*To do:* Every line below that holds the string "servicio" should be copied out.

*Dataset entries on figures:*
>>>
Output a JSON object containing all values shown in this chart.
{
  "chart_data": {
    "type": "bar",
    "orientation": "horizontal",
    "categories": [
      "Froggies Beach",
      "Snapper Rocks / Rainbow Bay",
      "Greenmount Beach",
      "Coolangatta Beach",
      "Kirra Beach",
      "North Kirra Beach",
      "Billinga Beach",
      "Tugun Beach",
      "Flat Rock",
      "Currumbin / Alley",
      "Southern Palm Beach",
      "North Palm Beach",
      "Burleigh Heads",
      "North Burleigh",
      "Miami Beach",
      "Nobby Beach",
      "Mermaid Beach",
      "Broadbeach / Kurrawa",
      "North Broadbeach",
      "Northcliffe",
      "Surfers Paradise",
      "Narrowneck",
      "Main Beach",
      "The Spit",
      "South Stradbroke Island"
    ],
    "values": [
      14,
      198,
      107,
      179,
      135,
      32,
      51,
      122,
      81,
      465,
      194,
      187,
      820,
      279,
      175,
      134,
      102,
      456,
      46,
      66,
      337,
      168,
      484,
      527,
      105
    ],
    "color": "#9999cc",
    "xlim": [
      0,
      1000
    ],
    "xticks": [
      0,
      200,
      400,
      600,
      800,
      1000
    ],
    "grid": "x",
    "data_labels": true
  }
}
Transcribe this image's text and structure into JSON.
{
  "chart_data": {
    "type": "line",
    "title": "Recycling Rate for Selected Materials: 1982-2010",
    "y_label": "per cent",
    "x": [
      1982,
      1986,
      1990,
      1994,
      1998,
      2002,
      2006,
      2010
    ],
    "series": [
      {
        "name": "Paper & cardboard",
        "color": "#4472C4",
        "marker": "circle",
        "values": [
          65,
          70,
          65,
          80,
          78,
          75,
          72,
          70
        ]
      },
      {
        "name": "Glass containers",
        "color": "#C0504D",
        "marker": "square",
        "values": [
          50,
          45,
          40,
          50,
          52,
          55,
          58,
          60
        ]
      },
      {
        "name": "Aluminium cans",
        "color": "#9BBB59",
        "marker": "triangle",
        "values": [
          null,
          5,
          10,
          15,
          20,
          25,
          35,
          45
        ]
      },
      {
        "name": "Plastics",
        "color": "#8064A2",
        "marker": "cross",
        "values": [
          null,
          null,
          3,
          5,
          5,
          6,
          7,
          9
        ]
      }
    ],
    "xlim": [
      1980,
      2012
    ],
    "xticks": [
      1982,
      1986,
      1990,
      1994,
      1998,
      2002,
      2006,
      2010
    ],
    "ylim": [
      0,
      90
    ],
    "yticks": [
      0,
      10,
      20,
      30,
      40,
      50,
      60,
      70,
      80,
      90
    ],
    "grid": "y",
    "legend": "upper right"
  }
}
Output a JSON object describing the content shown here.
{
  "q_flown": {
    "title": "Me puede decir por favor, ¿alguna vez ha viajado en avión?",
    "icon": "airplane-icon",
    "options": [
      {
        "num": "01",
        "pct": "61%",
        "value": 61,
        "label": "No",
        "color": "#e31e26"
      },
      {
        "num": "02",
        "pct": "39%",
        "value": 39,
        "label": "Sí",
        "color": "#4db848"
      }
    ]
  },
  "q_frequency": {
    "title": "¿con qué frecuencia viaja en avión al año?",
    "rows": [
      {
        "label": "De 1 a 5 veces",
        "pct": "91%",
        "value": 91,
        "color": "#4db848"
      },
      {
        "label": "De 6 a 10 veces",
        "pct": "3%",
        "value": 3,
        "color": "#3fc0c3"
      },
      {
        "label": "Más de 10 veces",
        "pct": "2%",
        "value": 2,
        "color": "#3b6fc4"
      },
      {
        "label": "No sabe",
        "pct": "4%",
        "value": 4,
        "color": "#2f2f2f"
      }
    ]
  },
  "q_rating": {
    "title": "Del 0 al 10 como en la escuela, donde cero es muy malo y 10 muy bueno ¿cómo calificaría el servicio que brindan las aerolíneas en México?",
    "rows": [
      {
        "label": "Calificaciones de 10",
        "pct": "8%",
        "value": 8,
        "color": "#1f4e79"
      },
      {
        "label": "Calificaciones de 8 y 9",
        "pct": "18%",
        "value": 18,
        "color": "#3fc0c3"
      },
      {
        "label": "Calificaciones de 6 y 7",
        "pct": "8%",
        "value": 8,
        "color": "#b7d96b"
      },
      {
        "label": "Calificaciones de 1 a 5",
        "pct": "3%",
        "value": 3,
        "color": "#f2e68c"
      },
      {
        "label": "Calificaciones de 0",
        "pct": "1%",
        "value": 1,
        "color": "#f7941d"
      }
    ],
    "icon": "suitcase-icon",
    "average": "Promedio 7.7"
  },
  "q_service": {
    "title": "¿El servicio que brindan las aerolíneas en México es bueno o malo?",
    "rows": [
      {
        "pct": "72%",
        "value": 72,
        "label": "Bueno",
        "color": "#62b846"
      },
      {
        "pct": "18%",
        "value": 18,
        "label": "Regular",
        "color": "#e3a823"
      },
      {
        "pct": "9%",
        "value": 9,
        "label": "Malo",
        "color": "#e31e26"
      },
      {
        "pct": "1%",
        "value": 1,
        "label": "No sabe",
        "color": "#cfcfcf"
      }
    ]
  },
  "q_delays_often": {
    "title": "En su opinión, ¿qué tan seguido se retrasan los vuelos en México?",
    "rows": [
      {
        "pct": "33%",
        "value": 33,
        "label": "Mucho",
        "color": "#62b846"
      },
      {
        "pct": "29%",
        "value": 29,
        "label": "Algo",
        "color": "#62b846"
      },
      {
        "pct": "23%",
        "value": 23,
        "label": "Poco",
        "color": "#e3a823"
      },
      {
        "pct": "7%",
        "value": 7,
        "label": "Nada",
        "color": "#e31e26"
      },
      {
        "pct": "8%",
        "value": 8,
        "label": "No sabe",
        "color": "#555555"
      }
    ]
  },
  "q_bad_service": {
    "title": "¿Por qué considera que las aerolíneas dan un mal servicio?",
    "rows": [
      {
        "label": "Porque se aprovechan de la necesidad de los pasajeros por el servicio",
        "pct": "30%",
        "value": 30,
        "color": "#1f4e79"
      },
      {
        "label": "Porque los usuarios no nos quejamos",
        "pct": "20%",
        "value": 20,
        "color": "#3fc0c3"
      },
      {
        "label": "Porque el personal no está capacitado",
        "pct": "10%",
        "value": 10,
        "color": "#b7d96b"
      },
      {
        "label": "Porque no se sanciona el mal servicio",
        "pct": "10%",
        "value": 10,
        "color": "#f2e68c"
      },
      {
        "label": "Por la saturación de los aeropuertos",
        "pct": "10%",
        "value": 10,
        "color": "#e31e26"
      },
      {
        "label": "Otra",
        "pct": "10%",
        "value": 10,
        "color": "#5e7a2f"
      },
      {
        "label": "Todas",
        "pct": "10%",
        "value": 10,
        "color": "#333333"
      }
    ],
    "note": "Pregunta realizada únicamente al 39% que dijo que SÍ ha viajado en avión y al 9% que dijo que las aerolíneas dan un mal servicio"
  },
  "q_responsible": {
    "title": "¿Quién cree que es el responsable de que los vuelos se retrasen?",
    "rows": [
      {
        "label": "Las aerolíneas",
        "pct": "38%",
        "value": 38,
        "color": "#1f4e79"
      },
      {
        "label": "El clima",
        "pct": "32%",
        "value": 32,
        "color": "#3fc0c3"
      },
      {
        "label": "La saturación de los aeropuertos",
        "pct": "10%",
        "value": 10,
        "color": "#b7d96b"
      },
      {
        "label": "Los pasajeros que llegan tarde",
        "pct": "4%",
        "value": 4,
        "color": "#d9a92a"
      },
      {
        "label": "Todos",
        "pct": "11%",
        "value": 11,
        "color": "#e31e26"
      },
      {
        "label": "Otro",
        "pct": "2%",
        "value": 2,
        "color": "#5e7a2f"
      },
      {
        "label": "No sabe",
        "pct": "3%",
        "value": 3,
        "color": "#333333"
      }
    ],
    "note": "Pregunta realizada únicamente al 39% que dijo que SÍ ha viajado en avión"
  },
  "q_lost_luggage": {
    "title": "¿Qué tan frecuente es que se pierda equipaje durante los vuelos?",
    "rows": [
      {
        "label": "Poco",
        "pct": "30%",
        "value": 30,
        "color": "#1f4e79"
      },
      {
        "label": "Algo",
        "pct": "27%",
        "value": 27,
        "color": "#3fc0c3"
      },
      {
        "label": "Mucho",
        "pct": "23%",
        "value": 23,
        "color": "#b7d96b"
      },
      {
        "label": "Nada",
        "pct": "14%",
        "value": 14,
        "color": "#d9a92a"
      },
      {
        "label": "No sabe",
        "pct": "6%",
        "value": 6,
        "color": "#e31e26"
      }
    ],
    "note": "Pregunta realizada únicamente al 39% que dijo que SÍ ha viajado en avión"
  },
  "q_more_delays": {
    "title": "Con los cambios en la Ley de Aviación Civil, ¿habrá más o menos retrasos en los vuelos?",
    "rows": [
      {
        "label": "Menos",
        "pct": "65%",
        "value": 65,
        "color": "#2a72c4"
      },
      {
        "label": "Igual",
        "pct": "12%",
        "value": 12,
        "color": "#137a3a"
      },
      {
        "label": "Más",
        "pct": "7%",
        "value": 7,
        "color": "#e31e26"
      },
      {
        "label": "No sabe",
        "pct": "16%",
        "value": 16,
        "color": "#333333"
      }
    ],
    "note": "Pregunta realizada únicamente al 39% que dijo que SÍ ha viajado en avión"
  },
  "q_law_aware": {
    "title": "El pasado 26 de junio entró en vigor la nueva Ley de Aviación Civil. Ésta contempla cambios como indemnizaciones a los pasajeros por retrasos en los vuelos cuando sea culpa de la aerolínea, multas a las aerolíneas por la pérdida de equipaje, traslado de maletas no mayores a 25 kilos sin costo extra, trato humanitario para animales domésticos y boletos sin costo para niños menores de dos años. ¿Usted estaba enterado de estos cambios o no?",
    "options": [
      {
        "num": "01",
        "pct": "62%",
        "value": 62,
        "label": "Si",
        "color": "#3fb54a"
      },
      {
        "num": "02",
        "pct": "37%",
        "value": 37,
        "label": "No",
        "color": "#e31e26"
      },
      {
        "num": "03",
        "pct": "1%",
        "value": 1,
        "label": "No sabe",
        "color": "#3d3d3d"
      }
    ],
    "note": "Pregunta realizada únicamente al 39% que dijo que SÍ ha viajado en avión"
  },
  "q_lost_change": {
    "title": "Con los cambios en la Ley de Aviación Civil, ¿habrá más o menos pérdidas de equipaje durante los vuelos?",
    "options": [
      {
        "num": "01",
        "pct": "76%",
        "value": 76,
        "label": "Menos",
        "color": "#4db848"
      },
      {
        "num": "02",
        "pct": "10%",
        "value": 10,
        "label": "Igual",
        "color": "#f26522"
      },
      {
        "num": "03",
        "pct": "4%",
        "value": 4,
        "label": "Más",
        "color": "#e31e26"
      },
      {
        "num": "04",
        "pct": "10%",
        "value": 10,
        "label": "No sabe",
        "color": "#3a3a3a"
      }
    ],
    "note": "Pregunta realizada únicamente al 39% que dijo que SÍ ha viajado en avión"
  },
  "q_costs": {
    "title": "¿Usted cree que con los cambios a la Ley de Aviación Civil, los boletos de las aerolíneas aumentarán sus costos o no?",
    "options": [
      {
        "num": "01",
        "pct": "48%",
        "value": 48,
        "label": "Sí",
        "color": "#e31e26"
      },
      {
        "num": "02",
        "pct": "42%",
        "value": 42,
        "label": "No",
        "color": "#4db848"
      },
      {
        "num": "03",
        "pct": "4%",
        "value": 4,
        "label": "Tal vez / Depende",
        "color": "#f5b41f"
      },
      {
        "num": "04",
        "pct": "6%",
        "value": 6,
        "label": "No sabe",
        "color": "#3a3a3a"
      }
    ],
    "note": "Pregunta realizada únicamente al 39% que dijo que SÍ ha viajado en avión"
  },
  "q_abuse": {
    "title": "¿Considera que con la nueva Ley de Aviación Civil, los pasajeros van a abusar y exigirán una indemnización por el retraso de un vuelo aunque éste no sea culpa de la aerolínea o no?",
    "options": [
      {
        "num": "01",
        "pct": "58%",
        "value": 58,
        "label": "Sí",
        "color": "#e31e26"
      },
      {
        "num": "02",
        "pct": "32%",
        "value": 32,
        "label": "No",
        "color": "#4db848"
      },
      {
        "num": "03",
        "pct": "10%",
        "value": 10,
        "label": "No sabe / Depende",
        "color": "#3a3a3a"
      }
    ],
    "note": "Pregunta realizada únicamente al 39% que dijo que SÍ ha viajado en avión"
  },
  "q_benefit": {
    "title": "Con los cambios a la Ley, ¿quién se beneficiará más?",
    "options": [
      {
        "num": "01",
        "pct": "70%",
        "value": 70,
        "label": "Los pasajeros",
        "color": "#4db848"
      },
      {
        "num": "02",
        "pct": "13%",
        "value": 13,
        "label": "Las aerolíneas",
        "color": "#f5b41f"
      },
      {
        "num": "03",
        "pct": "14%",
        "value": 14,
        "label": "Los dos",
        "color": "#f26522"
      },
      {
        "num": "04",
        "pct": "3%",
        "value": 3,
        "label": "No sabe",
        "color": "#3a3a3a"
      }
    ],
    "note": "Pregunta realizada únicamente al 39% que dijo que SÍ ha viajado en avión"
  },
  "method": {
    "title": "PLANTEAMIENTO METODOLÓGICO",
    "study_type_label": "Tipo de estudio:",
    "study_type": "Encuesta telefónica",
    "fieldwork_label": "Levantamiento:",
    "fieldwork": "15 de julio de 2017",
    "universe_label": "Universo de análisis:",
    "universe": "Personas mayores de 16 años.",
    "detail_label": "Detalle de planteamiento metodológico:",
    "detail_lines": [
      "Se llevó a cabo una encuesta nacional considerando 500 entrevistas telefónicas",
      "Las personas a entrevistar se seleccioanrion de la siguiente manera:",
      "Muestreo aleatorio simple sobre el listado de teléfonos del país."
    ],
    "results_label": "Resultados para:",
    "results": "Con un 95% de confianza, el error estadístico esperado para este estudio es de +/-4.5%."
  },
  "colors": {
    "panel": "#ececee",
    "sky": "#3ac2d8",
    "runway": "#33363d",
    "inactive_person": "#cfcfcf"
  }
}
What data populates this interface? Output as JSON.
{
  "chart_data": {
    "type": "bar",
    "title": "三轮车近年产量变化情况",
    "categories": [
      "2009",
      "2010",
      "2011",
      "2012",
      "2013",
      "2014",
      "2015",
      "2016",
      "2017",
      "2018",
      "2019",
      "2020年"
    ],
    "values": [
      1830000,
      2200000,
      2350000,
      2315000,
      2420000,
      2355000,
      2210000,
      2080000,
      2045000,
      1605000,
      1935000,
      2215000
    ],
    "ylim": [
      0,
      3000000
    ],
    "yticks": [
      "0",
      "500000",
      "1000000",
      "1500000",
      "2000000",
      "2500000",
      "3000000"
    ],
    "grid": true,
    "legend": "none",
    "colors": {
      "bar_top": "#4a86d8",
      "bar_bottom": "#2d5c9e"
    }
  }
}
<<<
*The solution:*
    "title": "Del 0 al 10 como en la escuela, donde cero es muy malo y 10 muy bueno ¿cómo calificaría el servicio que brindan las aerolíneas en México?",
    "title": "¿El servicio que brindan las aerolíneas en México es bueno o malo?",
    "title": "¿Por qué considera que las aerolíneas dan un mal servicio?",
        "label": "Porque se aprovechan de la necesidad de los pasajeros por el servicio",
        "label": "Porque no se sanciona el mal servicio",
    "note": "Pregunta realizada únicamente al 39% que dijo que SÍ ha viajado en avión y al 9% que dijo que las aerolíneas dan un mal servicio"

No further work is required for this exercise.